The answer is the line with "Read all visible" and every line after it to the end of the listing, retyped exactly. Pictures do not belong in it.

---------- EXERCISE MATERIALS ----------

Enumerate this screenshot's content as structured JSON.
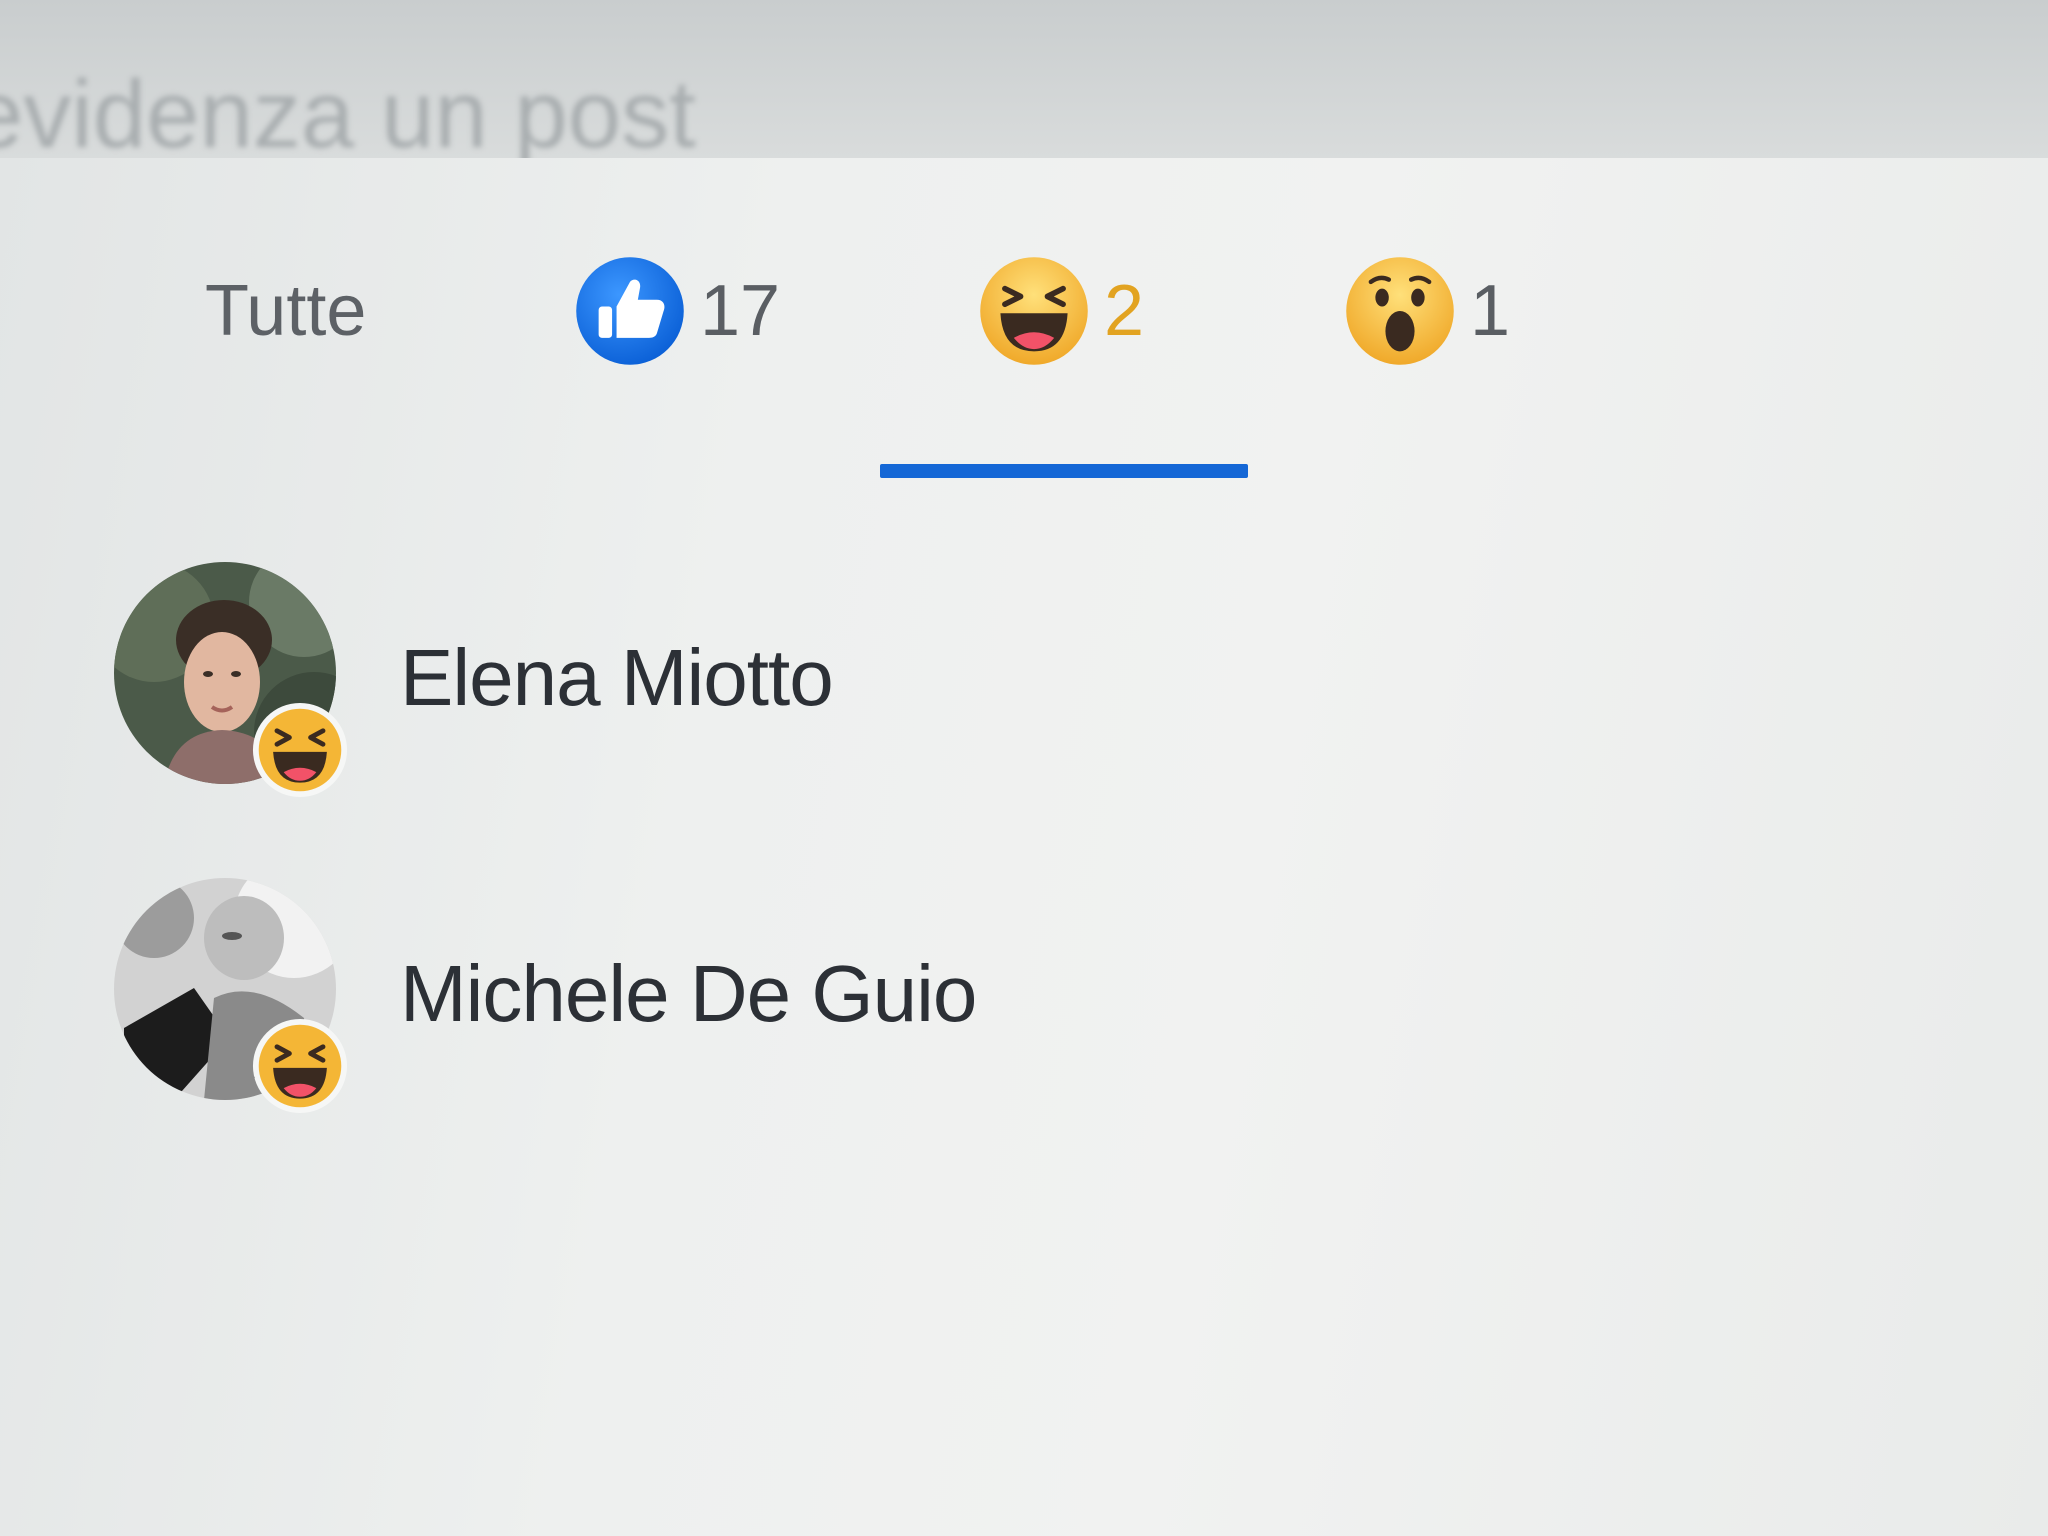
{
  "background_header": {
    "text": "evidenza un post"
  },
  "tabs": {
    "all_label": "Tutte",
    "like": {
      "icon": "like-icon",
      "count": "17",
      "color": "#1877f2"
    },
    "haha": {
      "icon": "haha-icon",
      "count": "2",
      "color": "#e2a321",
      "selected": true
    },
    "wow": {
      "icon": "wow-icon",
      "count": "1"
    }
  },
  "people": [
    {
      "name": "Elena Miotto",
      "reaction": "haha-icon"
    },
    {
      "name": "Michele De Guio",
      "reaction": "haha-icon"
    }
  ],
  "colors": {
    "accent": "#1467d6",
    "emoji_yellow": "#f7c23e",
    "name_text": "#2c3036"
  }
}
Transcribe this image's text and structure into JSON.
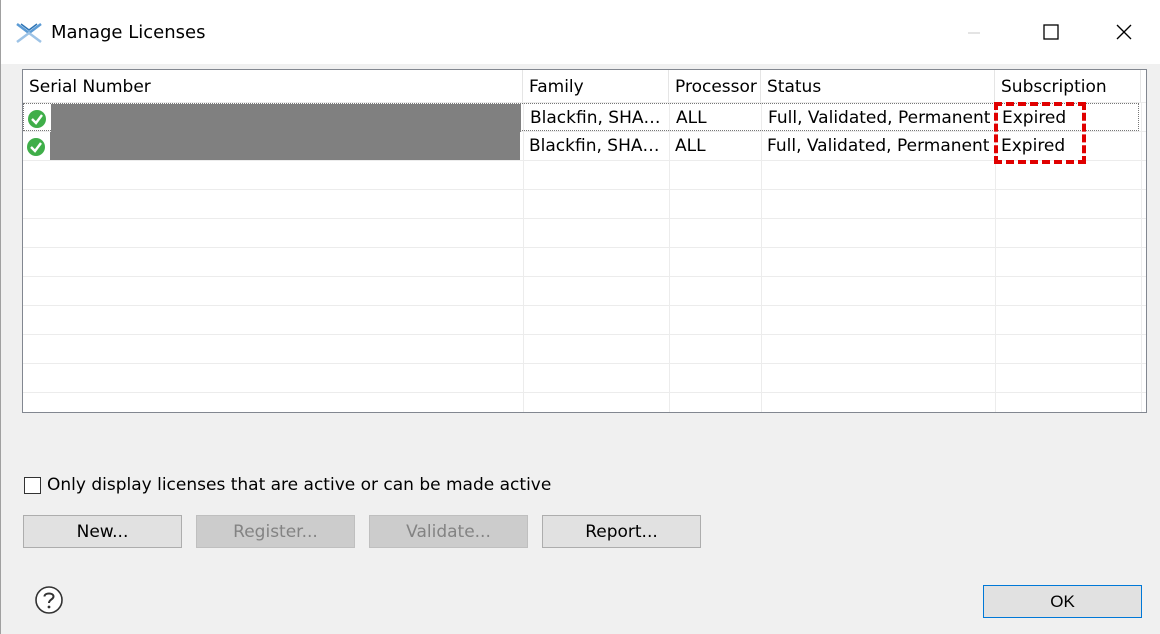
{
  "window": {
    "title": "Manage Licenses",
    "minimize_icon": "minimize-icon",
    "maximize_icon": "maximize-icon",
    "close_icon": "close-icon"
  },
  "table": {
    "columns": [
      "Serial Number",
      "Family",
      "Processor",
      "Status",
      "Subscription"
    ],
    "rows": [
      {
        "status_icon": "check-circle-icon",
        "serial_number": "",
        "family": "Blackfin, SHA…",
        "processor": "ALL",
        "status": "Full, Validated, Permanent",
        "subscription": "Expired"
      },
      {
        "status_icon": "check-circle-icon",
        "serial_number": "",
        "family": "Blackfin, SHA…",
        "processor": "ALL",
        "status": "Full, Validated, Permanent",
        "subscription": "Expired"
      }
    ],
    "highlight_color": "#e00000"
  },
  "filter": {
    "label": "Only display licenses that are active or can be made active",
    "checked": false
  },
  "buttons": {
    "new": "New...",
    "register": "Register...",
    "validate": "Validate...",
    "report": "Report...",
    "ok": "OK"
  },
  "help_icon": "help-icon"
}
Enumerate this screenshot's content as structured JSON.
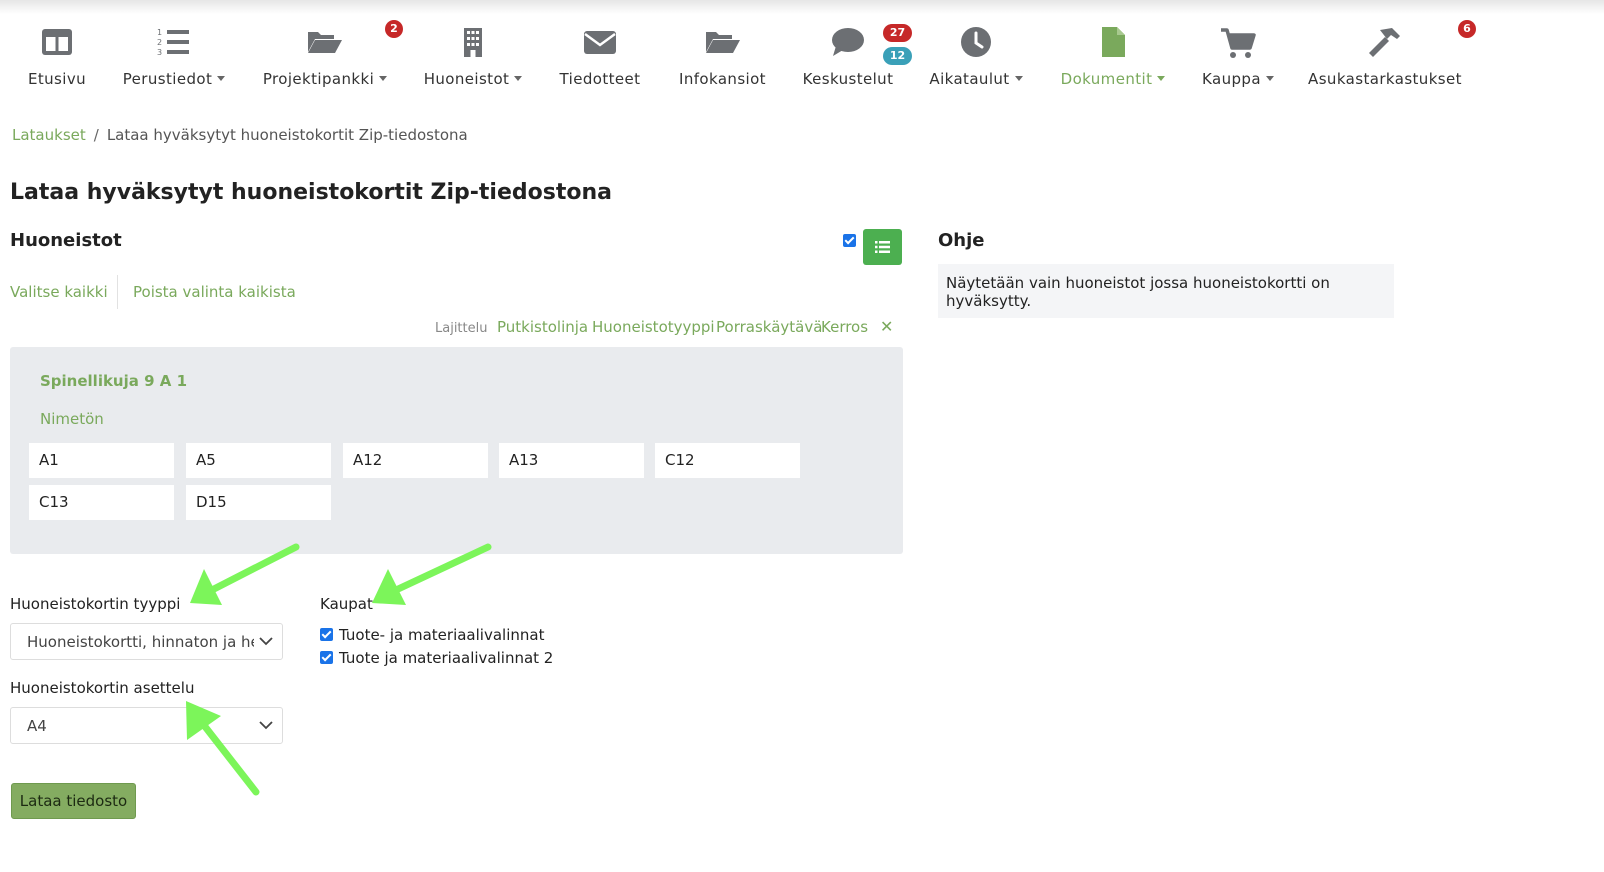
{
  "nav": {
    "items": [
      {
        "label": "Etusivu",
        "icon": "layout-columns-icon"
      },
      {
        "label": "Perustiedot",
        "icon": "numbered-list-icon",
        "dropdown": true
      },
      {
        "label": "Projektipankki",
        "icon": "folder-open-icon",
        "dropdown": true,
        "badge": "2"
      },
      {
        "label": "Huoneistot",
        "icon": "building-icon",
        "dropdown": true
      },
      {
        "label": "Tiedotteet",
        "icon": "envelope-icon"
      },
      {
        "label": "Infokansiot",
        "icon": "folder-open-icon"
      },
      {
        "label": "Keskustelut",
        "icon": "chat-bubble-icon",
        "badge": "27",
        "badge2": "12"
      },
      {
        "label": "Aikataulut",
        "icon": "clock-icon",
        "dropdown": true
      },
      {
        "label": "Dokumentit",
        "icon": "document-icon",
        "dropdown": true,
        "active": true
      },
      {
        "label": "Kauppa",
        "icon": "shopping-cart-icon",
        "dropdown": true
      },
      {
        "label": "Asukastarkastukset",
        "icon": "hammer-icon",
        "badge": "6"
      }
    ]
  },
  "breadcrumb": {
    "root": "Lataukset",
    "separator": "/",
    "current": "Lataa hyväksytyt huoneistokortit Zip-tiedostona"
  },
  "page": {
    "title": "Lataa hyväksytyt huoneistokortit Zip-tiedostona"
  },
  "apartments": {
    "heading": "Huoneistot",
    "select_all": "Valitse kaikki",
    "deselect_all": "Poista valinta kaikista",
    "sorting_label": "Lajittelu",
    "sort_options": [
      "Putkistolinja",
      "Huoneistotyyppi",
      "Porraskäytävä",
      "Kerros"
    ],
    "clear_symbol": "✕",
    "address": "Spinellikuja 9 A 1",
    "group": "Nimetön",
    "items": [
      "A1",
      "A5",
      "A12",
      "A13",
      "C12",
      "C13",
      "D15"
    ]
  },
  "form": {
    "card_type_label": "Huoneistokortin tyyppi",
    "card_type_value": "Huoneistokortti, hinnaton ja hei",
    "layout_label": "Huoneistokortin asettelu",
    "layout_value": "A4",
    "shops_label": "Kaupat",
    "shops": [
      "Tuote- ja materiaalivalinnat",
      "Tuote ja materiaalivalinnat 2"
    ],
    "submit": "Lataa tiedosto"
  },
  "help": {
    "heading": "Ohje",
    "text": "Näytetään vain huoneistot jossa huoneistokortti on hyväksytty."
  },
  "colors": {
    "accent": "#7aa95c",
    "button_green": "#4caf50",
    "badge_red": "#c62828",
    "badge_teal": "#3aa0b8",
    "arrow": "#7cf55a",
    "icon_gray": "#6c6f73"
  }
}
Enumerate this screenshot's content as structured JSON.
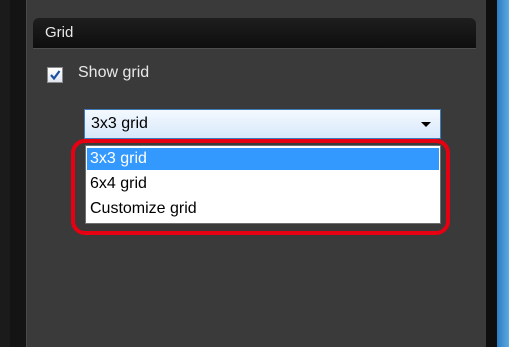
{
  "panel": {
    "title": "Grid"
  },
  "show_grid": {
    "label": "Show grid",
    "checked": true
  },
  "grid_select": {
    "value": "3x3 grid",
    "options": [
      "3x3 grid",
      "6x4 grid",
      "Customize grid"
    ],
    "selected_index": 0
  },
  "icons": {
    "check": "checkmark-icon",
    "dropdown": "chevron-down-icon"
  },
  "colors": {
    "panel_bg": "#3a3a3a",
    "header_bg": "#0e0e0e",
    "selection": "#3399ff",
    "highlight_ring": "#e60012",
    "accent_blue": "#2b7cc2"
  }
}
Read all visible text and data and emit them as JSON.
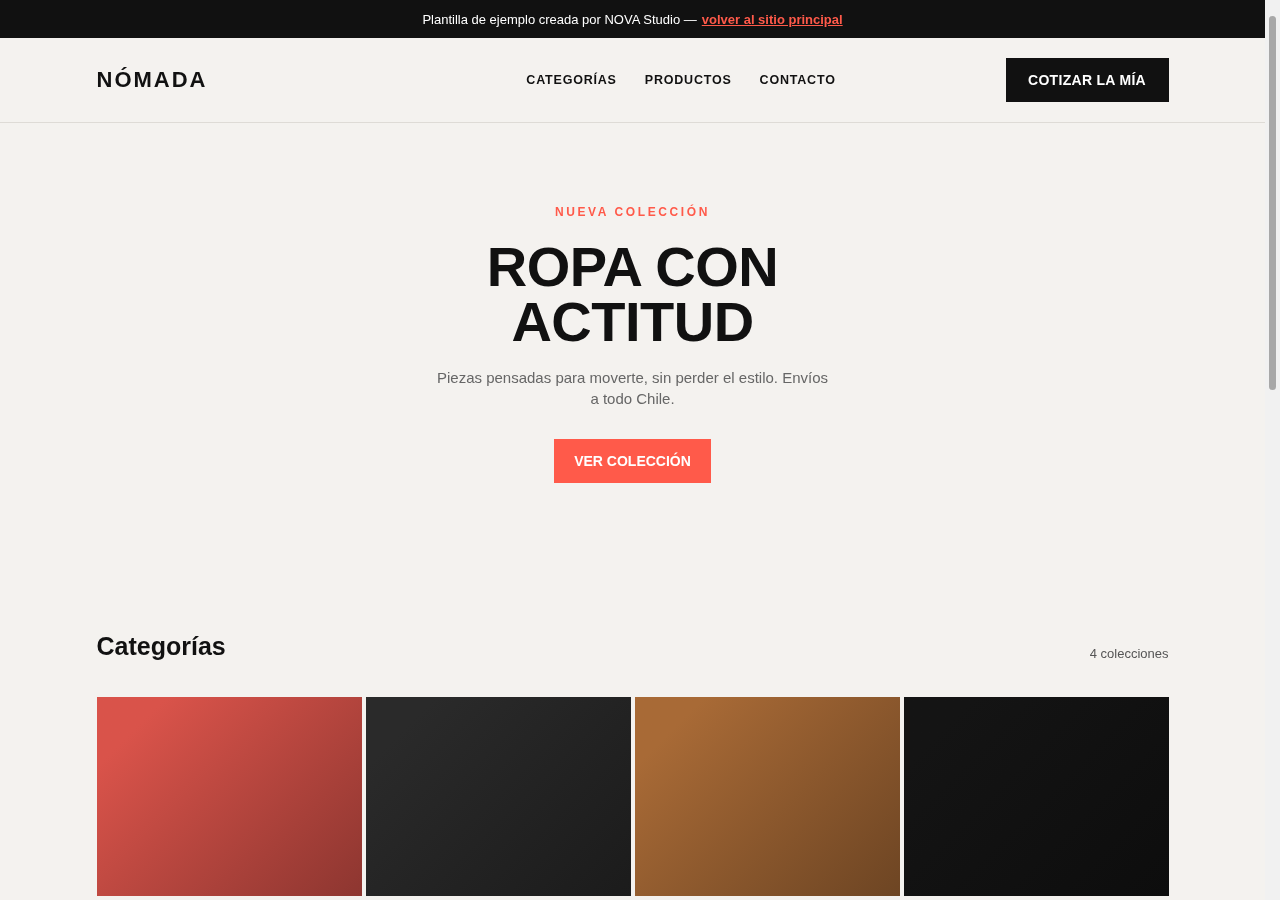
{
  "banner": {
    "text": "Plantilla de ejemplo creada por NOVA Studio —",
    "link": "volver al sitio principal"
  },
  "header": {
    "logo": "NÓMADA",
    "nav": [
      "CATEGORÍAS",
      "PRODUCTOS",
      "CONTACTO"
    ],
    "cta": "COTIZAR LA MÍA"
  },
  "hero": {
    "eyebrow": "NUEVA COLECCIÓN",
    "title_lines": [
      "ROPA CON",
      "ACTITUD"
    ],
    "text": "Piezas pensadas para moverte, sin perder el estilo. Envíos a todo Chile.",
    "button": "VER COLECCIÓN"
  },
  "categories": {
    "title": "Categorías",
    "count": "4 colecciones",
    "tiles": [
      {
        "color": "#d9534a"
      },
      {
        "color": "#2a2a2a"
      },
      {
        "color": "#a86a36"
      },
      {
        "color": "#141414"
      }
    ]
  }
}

----------

» EXPECTED ANSWER:
Read all visible text and data and emit them as JSON.
{
  "banner": {
    "text": "Plantilla de ejemplo creada por NOVA Studio —",
    "link": "volver al sitio principal"
  },
  "header": {
    "logo": "NÓMADA",
    "nav": [
      "CATEGORÍAS",
      "PRODUCTOS",
      "CONTACTO"
    ],
    "cta": "COTIZAR LA MÍA"
  },
  "hero": {
    "eyebrow": "NUEVA COLECCIÓN",
    "title_lines": [
      "ROPA CON",
      "ACTITUD"
    ],
    "text": "Piezas pensadas para moverte, sin perder el estilo. Envíos a todo Chile.",
    "button": "VER COLECCIÓN"
  },
  "categories": {
    "title": "Categorías",
    "count": "4 colecciones",
    "tiles": [
      {
        "color": "#d9534a"
      },
      {
        "color": "#2a2a2a"
      },
      {
        "color": "#a86a36"
      },
      {
        "color": "#141414"
      }
    ]
  }
}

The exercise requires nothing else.